Exercise task -> Leave out the pictures and repeat every record exactly.

Source data ->
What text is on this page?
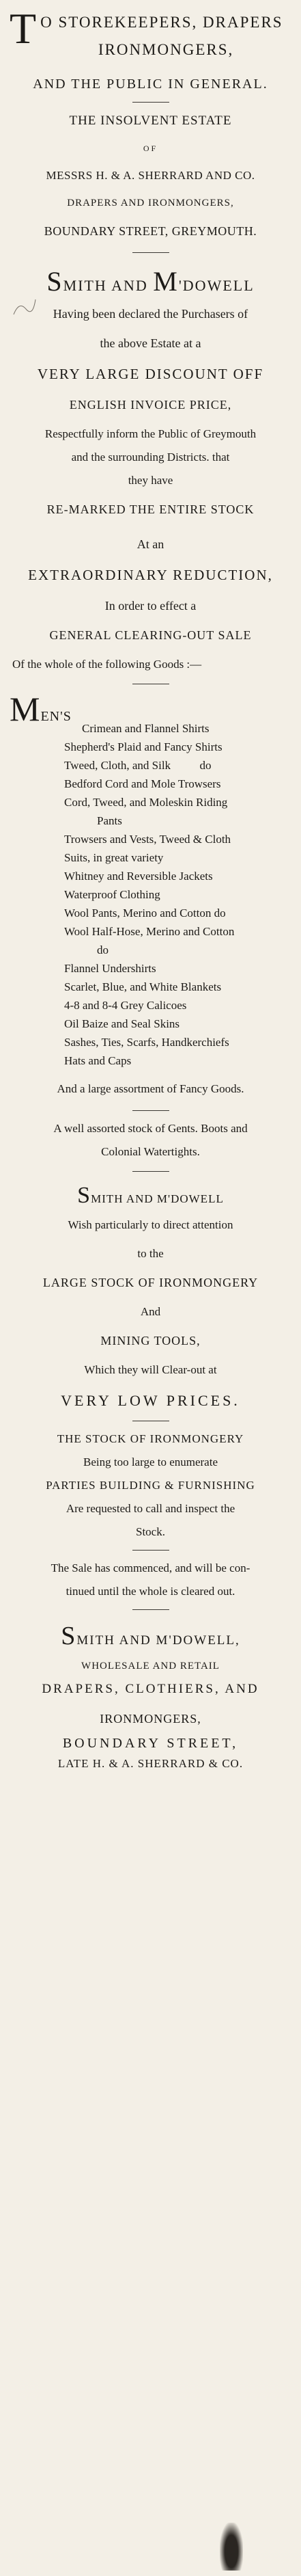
T O STOREKEEPERS, DRAPERS
IRONMONGERS,
AND THE PUBLIC IN GENERAL.
THE INSOLVENT ESTATE
OF
MESSRS H. & A. SHERRARD AND CO.
DRAPERS AND IRONMONGERS,
BOUNDARY STREET, GREYMOUTH.
SMITH AND M'DOWELL
Having been declared the Purchasers of
the above Estate at a
VERY LARGE DISCOUNT OFF
ENGLISH INVOICE PRICE,
Respectfully inform the Public of Greymouth
and the surrounding Districts. that
they have
RE-MARKED THE ENTIRE STOCK
At an
EXTRAORDINARY REDUCTION,
In order to effect a
GENERAL CLEARING-OUT SALE
Of the whole of the following Goods :—
MEN'S
Crimean and Flannel Shirts
Shepherd's Plaid and Fancy Shirts
Tweed, Cloth, and Silk          do
Bedford Cord and Mole Trowsers
Cord, Tweed, and Moleskin Riding
Pants
Trowsers and Vests, Tweed & Cloth
Suits, in great variety
Whitney and Reversible Jackets
Waterproof Clothing
Wool Pants, Merino and Cotton do
Wool Half-Hose, Merino and Cotton
do
Flannel Undershirts
Scarlet, Blue, and White Blankets
4-8 and 8-4 Grey Calicoes
Oil Baize and Seal Skins
Sashes, Ties, Scarfs, Handkerchiefs
Hats and Caps
And a large assortment of Fancy Goods.
A well assorted stock of Gents. Boots and
Colonial Watertights.
SMITH AND M'DOWELL
Wish particularly to direct attention
to the
LARGE STOCK OF IRONMONGERY
And
MINING TOOLS,
Which they will Clear-out at
VERY LOW PRICES.
THE STOCK OF IRONMONGERY
Being too large to enumerate
PARTIES BUILDING & FURNISHING
Are requested to call and inspect the
Stock.
The Sale has commenced, and will be con-
tinued until the whole is cleared out.
SMITH AND M'DOWELL,
WHOLESALE AND RETAIL
DRAPERS, CLOTHIERS, AND
IRONMONGERS,
BOUNDARY STREET,
LATE H. & A. SHERRARD & CO.
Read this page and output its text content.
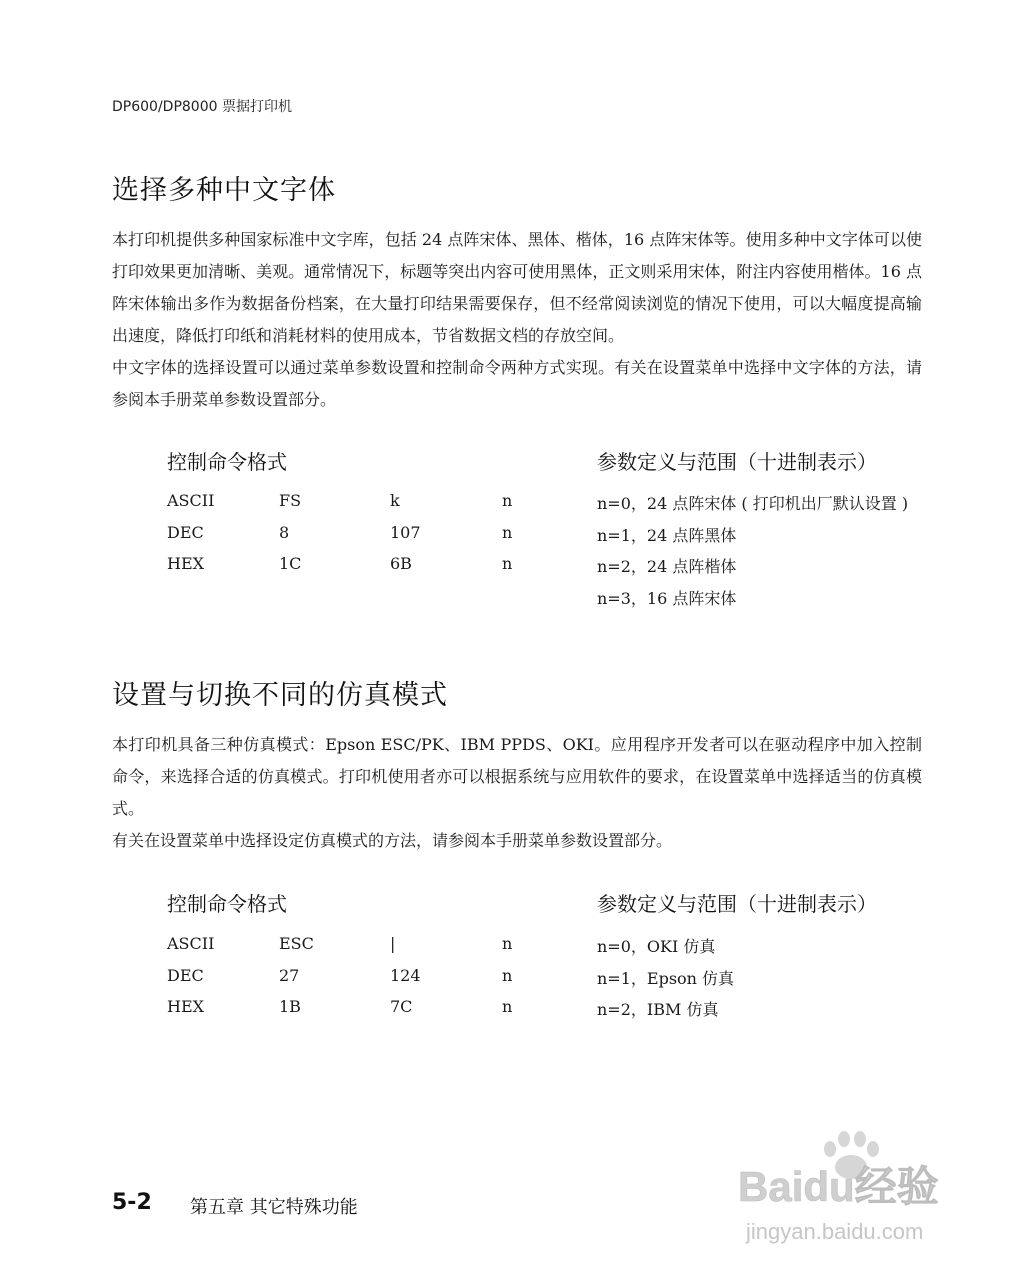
DP600/DP8000 票据打印机
选择多种中文字体

本打印机提供多种国家标准中文字库，包括 24 点阵宋体、黑体、楷体，16 点阵宋体等。使用多种中文字体可以使打印效果更加清晰、美观。通常情况下，标题等突出内容可使用黑体，正文则采用宋体，附注内容使用楷体。16 点阵宋体输出多作为数据备份档案，在大量打印结果需要保存，但不经常阅读浏览的情况下使用，可以大幅度提高输出速度，降低打印纸和消耗材料的使用成本，节省数据文档的存放空间。

中文字体的选择设置可以通过菜单参数设置和控制命令两种方式实现。有关在设置菜单中选择中文字体的方法，请参阅本手册菜单参数设置部分。

控制命令格式	参数定义与范围（十进制表示）
ASCII	FS	k	n
DEC	8	107	n
HEX	1C	6B	n
n=0，24 点阵宋体 ( 打印机出厂默认设置 )
n=1，24 点阵黑体
n=2，24 点阵楷体
n=3，16 点阵宋体
设置与切换不同的仿真模式

本打印机具备三种仿真模式：Epson ESC/PK、IBM PPDS、OKI。应用程序开发者可以在驱动程序中加入控制命令，来选择合适的仿真模式。打印机使用者亦可以根据系统与应用软件的要求，在设置菜单中选择适当的仿真模式。

有关在设置菜单中选择设定仿真模式的方法，请参阅本手册菜单参数设置部分。

控制命令格式	参数定义与范围（十进制表示）
ASCII	ESC	|	n
DEC	27	124	n
HEX	1B	7C	n
n=0，OKI 仿真
n=1，Epson 仿真
n=2，IBM 仿真
5-2 第五章 其它特殊功能	Baidu经验
jingyan.baidu.com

Written answer ->
What text is on this page?
T O STOREKEEPERS, DRAPERS
IRONMONGERS,
AND THE PUBLIC IN GENERAL.
THE INSOLVENT ESTATE
OF
MESSRS H. & A. SHERRARD AND CO.
DRAPERS AND IRONMONGERS,
BOUNDARY STREET, GREYMOUTH.
SMITH AND M'DOWELL
Having been declared the Purchasers of
the above Estate at a
VERY LARGE DISCOUNT OFF
ENGLISH INVOICE PRICE,
Respectfully inform the Public of Greymouth
and the surrounding Districts. that
they have
RE-MARKED THE ENTIRE STOCK
At an
EXTRAORDINARY REDUCTION,
In order to effect a
GENERAL CLEARING-OUT SALE
Of the whole of the following Goods :—
MEN'S
Crimean and Flannel Shirts
Shepherd's Plaid and Fancy Shirts
Tweed, Cloth, and Silk          do
Bedford Cord and Mole Trowsers
Cord, Tweed, and Moleskin Riding
Pants
Trowsers and Vests, Tweed & Cloth
Suits, in great variety
Whitney and Reversible Jackets
Waterproof Clothing
Wool Pants, Merino and Cotton do
Wool Half-Hose, Merino and Cotton
do
Flannel Undershirts
Scarlet, Blue, and White Blankets
4-8 and 8-4 Grey Calicoes
Oil Baize and Seal Skins
Sashes, Ties, Scarfs, Handkerchiefs
Hats and Caps
And a large assortment of Fancy Goods.
A well assorted stock of Gents. Boots and
Colonial Watertights.
SMITH AND M'DOWELL
Wish particularly to direct attention
to the
LARGE STOCK OF IRONMONGERY
And
MINING TOOLS,
Which they will Clear-out at
VERY LOW PRICES.
THE STOCK OF IRONMONGERY
Being too large to enumerate
PARTIES BUILDING & FURNISHING
Are requested to call and inspect the
Stock.
The Sale has commenced, and will be con-
tinued until the whole is cleared out.
SMITH AND M'DOWELL,
WHOLESALE AND RETAIL
DRAPERS, CLOTHIERS, AND
IRONMONGERS,
BOUNDARY STREET,
LATE H. & A. SHERRARD & CO.
Read this page and output its text content.
DP600/DP8000 票据打印机
选择多种中文字体

本打印机提供多种国家标准中文字库，包括 24 点阵宋体、黑体、楷体，16 点阵宋体等。使用多种中文字体可以使打印效果更加清晰、美观。通常情况下，标题等突出内容可使用黑体，正文则采用宋体，附注内容使用楷体。16 点阵宋体输出多作为数据备份档案，在大量打印结果需要保存，但不经常阅读浏览的情况下使用，可以大幅度提高输出速度，降低打印纸和消耗材料的使用成本，节省数据文档的存放空间。

中文字体的选择设置可以通过菜单参数设置和控制命令两种方式实现。有关在设置菜单中选择中文字体的方法，请参阅本手册菜单参数设置部分。

控制命令格式	参数定义与范围（十进制表示）
ASCII	FS	k	n
DEC	8	107	n
HEX	1C	6B	n
n=0，24 点阵宋体 ( 打印机出厂默认设置 )
n=1，24 点阵黑体
n=2，24 点阵楷体
n=3，16 点阵宋体
设置与切换不同的仿真模式

本打印机具备三种仿真模式：Epson ESC/PK、IBM PPDS、OKI。应用程序开发者可以在驱动程序中加入控制命令，来选择合适的仿真模式。打印机使用者亦可以根据系统与应用软件的要求，在设置菜单中选择适当的仿真模式。

有关在设置菜单中选择设定仿真模式的方法，请参阅本手册菜单参数设置部分。

控制命令格式	参数定义与范围（十进制表示）
ASCII	ESC	|	n
DEC	27	124	n
HEX	1B	7C	n
n=0，OKI 仿真
n=1，Epson 仿真
n=2，IBM 仿真
5-2 第五章 其它特殊功能	Baidu经验
jingyan.baidu.com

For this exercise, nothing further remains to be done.